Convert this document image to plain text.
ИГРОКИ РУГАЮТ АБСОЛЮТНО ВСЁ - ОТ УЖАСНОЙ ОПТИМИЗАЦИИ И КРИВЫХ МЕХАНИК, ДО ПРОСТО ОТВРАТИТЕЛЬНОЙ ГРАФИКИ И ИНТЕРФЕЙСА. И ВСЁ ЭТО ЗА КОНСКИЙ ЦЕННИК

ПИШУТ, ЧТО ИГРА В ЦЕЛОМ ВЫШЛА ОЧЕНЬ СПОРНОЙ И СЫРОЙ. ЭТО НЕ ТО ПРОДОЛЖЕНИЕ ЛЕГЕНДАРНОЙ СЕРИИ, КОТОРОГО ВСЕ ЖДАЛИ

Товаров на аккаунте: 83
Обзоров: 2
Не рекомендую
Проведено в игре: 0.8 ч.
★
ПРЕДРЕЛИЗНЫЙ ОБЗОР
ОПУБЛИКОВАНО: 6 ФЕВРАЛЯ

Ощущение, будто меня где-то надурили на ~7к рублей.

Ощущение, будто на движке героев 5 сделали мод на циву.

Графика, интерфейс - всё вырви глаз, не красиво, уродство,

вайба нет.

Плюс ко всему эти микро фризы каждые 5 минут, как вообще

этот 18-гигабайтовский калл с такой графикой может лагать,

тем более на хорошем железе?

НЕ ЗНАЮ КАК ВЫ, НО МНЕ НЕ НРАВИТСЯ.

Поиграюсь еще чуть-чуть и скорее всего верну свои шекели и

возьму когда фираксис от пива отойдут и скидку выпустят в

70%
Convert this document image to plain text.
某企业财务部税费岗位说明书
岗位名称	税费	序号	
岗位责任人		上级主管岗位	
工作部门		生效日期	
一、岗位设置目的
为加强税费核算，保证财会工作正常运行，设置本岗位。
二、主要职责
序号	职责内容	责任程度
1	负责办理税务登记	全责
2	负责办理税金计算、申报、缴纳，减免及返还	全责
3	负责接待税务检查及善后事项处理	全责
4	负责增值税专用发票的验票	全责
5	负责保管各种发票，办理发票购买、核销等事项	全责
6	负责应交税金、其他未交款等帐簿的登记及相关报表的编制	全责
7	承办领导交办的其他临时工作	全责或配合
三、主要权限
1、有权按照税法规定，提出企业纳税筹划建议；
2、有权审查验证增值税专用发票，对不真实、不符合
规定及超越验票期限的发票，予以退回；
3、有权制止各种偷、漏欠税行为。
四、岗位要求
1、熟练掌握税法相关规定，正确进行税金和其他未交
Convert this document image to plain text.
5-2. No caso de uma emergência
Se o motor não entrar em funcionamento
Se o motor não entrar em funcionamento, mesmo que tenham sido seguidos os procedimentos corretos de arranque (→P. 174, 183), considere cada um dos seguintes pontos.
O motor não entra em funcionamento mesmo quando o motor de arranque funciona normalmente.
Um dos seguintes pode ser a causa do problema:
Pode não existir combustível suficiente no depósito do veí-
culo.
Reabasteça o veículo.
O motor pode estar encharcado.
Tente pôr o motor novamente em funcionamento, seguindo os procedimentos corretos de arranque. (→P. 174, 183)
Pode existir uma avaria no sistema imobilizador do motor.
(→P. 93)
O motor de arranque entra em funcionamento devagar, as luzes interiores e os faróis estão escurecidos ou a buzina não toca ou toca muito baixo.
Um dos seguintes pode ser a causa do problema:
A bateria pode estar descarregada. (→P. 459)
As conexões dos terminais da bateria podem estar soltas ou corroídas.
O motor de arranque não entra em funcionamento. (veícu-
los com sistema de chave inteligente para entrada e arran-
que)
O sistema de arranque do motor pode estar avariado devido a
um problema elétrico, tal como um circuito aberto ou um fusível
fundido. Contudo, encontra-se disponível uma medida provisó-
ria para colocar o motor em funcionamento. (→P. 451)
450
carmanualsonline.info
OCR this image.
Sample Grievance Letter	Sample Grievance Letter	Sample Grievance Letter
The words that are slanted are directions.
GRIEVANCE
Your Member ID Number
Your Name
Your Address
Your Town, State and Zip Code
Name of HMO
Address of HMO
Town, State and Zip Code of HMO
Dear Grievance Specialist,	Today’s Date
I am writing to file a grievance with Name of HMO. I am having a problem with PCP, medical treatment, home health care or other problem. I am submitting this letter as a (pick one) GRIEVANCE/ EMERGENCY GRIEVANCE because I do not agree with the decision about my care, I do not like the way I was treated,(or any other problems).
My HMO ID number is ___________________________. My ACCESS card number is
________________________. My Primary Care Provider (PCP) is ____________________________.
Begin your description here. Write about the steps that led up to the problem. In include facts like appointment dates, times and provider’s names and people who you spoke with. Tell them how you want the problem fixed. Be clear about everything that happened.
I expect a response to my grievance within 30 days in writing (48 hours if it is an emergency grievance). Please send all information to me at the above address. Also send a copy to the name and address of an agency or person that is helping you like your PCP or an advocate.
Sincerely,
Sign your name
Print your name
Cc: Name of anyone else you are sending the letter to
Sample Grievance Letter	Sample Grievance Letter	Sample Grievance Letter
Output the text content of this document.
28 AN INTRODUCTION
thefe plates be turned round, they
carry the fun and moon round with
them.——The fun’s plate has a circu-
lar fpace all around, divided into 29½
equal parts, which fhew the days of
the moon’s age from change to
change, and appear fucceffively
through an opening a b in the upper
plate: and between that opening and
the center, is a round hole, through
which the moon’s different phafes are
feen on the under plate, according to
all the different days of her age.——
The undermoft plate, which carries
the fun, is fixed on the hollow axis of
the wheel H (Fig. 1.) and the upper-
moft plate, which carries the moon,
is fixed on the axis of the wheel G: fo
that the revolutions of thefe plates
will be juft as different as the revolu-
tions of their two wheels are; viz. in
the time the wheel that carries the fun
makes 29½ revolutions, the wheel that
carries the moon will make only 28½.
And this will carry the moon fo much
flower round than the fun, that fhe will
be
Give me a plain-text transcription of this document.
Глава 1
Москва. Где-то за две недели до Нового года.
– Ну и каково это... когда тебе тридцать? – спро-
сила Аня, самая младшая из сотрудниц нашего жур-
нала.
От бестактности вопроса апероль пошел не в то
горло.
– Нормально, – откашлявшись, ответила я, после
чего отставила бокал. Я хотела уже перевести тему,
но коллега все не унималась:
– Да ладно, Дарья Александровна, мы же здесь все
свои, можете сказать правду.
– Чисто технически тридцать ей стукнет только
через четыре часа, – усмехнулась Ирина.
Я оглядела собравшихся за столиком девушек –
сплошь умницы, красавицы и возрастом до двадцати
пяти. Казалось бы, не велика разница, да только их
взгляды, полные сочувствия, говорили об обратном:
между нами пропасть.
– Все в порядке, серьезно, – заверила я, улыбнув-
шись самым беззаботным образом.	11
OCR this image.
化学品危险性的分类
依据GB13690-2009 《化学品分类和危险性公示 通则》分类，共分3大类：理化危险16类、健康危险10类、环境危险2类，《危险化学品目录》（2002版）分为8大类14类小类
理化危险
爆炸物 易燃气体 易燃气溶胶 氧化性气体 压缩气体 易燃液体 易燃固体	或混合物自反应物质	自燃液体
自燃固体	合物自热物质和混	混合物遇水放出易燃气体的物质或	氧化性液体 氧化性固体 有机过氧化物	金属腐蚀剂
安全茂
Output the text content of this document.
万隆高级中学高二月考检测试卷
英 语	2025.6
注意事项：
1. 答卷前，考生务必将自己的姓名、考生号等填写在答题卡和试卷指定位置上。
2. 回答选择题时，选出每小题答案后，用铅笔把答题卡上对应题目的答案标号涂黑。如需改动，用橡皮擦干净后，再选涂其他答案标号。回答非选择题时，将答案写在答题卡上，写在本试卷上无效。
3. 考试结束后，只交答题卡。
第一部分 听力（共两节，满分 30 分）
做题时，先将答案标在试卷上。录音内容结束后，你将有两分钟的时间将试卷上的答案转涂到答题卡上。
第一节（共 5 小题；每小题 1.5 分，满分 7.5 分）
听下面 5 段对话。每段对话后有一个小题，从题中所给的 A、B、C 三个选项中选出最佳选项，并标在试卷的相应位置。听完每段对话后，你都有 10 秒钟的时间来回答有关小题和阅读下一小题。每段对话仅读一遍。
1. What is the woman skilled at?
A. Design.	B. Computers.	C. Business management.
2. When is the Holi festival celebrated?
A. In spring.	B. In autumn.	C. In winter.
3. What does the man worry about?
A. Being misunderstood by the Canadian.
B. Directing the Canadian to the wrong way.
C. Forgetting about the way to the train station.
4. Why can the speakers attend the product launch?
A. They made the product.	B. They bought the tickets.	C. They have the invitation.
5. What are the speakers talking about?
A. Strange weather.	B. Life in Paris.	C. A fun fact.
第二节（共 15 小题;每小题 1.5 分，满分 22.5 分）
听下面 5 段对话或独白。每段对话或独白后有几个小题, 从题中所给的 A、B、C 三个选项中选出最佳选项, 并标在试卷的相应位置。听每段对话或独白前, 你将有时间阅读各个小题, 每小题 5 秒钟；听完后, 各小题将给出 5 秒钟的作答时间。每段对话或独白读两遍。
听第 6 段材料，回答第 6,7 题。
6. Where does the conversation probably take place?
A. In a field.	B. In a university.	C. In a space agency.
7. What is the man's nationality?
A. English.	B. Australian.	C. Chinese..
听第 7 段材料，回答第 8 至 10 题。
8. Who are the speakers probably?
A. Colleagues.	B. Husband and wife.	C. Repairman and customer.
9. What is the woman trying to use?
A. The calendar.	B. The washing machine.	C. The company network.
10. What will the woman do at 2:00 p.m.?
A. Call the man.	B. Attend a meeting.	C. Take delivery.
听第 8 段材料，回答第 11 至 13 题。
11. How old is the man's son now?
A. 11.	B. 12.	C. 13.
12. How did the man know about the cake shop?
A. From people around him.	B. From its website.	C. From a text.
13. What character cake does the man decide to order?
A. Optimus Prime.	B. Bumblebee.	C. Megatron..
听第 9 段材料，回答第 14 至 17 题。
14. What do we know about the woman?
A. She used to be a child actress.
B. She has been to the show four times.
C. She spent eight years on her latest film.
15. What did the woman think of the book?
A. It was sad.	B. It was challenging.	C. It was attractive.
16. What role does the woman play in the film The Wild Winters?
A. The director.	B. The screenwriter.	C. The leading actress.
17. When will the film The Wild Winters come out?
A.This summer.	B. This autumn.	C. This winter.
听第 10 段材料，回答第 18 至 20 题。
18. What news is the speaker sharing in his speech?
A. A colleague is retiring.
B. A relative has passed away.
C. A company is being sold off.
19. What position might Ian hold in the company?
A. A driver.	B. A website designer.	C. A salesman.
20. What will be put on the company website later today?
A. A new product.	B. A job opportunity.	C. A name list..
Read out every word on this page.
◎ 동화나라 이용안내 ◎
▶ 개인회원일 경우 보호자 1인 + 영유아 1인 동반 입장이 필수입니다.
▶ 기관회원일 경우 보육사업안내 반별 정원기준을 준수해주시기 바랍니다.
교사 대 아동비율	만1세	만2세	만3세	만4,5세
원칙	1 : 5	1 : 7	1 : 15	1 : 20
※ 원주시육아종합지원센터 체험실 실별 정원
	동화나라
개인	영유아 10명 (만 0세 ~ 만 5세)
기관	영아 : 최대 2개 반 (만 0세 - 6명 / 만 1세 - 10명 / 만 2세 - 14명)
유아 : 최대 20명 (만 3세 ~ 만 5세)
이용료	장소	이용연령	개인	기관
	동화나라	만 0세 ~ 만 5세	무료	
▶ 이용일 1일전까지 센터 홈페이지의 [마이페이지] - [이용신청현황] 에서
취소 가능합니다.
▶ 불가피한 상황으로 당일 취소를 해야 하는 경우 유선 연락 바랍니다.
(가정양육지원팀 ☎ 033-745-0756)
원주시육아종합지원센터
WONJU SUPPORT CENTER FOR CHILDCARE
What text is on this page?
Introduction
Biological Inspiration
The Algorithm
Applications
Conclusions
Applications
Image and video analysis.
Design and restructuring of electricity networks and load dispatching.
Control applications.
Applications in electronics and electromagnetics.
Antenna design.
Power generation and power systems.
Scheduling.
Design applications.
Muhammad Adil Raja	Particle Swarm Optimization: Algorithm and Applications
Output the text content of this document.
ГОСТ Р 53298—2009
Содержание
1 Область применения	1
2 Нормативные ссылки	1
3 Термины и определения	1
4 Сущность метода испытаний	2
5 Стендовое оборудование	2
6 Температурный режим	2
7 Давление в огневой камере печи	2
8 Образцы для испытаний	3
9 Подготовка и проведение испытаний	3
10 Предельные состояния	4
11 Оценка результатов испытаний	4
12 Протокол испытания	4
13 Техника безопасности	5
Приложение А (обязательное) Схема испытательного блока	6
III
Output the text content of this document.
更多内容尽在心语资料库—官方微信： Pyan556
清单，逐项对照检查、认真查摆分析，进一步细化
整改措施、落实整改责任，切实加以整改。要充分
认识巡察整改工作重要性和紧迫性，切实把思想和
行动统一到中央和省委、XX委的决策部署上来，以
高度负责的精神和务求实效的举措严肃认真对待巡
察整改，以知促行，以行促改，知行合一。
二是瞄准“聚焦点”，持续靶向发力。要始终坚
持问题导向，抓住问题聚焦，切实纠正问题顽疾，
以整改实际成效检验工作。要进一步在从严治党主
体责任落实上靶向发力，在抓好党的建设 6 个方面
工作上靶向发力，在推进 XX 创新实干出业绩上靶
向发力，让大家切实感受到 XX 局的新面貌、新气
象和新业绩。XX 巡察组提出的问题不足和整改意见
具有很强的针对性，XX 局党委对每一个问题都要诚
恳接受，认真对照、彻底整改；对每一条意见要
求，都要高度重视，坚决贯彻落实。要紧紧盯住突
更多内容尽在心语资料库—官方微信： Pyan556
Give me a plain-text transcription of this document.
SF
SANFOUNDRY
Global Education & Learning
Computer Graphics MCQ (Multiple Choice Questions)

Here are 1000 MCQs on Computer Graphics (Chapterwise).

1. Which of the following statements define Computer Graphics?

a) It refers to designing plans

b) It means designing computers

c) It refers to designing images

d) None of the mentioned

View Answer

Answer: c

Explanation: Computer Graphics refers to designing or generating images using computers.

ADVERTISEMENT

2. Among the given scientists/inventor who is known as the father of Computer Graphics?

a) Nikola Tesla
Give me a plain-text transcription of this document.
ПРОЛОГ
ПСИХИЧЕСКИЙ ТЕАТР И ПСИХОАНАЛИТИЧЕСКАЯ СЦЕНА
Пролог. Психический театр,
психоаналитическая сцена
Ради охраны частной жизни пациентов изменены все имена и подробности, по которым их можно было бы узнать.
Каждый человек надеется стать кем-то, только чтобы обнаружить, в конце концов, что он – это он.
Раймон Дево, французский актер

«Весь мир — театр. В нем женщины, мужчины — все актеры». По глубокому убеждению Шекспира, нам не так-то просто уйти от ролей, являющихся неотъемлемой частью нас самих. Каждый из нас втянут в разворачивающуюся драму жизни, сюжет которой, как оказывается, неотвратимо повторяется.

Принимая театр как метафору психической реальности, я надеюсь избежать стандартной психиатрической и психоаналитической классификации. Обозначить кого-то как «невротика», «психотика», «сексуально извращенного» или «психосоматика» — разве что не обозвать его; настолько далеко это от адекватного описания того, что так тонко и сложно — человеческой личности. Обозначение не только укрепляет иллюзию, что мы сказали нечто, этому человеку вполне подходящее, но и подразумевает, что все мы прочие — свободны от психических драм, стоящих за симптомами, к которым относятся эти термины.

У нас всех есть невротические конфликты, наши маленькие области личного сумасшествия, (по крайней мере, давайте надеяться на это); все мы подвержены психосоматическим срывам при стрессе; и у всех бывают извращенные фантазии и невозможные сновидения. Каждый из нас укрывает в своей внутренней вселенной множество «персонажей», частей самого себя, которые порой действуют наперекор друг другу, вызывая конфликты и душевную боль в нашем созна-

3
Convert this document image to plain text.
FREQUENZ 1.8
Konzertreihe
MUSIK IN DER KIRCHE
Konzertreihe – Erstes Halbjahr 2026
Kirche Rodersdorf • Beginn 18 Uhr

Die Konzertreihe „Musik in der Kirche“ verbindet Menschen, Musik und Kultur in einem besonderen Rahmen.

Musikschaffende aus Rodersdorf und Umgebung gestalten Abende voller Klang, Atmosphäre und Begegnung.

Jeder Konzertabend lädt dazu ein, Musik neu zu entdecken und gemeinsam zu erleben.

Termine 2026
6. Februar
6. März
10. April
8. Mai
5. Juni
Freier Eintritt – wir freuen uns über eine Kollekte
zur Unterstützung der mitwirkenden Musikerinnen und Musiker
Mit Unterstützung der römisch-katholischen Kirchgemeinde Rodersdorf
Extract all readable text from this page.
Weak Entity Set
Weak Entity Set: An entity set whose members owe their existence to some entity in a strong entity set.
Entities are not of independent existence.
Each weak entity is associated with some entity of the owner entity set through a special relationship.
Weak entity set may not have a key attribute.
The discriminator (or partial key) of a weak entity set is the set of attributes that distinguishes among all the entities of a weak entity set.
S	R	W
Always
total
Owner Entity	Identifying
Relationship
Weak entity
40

++++

Search the records above for "days". Copy each line where it is found.

**Correct response:**
I expect a response to my grievance within 30 days in writing (48 hours if it is an emergency grievance). Please send all information to me at the above address. Also send a copy to the name and address of an agency or person that is helping you like your PCP or an advocate.
equal parts, which fhew the days of
all the different days of her age.——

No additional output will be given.